▶ REQUEST: Filter the entries that follow, copying every line in which the word "text" appears.

▶ Data excerpts:
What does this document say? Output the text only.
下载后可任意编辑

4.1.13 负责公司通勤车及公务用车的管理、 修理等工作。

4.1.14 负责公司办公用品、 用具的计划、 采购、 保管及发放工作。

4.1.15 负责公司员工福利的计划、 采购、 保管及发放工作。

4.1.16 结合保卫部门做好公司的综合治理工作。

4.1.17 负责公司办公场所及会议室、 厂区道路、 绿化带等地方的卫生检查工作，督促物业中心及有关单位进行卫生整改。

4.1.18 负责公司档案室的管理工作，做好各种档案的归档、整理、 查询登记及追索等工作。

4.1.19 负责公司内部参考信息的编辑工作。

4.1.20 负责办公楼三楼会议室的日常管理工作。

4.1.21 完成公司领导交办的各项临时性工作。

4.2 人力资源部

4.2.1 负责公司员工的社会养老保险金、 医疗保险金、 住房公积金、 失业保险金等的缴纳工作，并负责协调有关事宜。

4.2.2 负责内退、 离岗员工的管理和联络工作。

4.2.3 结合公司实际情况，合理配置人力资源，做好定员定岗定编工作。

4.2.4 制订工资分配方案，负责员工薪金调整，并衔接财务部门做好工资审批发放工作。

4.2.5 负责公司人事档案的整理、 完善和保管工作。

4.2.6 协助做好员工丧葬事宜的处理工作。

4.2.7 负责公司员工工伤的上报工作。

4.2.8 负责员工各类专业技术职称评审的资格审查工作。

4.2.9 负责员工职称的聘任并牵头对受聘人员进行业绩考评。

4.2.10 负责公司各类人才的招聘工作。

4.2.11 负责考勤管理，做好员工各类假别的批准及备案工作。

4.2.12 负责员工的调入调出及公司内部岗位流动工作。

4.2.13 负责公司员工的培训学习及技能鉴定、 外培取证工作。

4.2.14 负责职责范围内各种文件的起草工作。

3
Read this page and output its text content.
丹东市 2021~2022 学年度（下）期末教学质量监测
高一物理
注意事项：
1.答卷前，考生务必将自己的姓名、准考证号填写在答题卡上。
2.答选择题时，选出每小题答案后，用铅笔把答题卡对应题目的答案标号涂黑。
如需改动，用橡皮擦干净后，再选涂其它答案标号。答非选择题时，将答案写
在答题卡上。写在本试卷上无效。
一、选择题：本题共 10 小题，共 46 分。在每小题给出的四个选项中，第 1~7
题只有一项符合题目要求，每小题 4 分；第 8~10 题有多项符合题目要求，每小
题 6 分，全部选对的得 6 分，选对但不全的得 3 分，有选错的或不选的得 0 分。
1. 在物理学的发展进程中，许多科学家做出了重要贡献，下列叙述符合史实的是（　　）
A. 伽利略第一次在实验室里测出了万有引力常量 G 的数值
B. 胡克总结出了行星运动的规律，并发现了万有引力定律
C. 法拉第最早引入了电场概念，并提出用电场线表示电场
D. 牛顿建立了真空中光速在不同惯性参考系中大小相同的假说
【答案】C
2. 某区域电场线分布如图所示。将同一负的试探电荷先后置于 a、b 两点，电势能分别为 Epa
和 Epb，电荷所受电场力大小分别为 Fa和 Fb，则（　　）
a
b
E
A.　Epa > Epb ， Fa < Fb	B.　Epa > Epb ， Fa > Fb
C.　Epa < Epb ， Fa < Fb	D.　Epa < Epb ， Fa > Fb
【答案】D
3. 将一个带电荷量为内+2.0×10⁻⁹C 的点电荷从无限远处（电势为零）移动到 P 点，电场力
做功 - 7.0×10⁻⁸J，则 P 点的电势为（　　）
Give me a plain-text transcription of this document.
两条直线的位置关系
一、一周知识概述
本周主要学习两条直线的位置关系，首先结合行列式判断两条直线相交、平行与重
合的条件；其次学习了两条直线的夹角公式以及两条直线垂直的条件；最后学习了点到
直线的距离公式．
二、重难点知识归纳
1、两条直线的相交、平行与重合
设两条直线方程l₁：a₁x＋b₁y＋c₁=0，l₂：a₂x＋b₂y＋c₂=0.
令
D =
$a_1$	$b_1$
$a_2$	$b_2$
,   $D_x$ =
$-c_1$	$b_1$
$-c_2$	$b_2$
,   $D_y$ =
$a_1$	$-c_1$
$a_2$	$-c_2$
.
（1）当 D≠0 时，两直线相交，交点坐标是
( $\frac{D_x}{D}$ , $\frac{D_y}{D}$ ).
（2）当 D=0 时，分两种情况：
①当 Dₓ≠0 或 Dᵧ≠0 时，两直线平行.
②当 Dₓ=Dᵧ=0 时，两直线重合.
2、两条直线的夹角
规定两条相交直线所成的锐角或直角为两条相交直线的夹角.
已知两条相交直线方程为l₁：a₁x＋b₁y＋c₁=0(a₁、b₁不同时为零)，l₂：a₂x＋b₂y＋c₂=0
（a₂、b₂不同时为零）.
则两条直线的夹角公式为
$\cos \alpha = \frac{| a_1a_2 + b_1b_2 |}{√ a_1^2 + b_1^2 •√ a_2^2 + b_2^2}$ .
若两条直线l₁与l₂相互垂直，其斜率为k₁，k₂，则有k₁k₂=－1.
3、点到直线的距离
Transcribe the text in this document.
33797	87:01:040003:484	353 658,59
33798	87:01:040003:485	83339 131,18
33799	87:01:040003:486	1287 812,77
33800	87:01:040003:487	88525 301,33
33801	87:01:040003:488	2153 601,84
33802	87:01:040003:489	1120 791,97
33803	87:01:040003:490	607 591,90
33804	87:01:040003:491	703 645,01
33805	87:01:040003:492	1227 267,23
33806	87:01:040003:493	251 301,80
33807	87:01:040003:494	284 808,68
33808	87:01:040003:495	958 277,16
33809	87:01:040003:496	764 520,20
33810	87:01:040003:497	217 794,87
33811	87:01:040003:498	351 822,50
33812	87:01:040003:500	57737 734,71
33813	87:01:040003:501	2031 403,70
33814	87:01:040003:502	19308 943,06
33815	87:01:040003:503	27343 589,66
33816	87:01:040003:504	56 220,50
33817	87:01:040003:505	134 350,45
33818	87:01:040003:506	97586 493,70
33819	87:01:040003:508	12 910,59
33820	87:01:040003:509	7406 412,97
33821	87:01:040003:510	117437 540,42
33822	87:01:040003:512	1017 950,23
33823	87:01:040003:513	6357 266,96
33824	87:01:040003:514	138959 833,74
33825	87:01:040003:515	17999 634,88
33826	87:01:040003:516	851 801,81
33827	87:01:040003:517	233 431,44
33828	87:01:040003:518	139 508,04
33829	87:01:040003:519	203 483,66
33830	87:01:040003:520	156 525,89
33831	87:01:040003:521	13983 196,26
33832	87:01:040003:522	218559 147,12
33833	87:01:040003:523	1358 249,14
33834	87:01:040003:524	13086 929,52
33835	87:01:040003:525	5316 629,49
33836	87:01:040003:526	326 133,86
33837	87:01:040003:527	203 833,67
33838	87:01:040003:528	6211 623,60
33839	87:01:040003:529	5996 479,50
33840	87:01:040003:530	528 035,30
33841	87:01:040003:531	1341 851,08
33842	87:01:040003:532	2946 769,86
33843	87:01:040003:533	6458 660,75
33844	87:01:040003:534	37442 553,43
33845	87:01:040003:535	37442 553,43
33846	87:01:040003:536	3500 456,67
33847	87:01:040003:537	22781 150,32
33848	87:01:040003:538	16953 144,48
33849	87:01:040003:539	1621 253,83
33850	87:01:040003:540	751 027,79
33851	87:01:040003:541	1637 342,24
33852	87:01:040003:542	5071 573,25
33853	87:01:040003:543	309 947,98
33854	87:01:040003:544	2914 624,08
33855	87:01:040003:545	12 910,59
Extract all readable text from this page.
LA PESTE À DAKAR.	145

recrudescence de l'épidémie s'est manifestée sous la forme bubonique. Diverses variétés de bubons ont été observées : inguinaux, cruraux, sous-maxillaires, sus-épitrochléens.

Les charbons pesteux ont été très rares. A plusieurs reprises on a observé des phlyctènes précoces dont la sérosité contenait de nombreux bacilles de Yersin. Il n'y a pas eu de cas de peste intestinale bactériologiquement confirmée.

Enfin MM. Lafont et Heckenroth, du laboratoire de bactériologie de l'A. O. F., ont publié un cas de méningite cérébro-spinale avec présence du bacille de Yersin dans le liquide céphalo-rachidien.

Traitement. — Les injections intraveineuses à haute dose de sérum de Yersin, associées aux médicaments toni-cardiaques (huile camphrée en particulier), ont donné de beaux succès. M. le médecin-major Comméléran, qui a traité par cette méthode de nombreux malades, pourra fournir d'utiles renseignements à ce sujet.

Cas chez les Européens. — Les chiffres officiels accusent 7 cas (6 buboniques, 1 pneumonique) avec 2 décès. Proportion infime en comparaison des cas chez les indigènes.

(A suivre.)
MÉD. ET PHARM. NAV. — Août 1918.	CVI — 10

▶ EXPECTED ANSWER:
What does this document say? Output the text only.
Read this page and output its text content.
Give me a plain-text transcription of this document.
Transcribe the text in this document.
Extract all readable text from this page.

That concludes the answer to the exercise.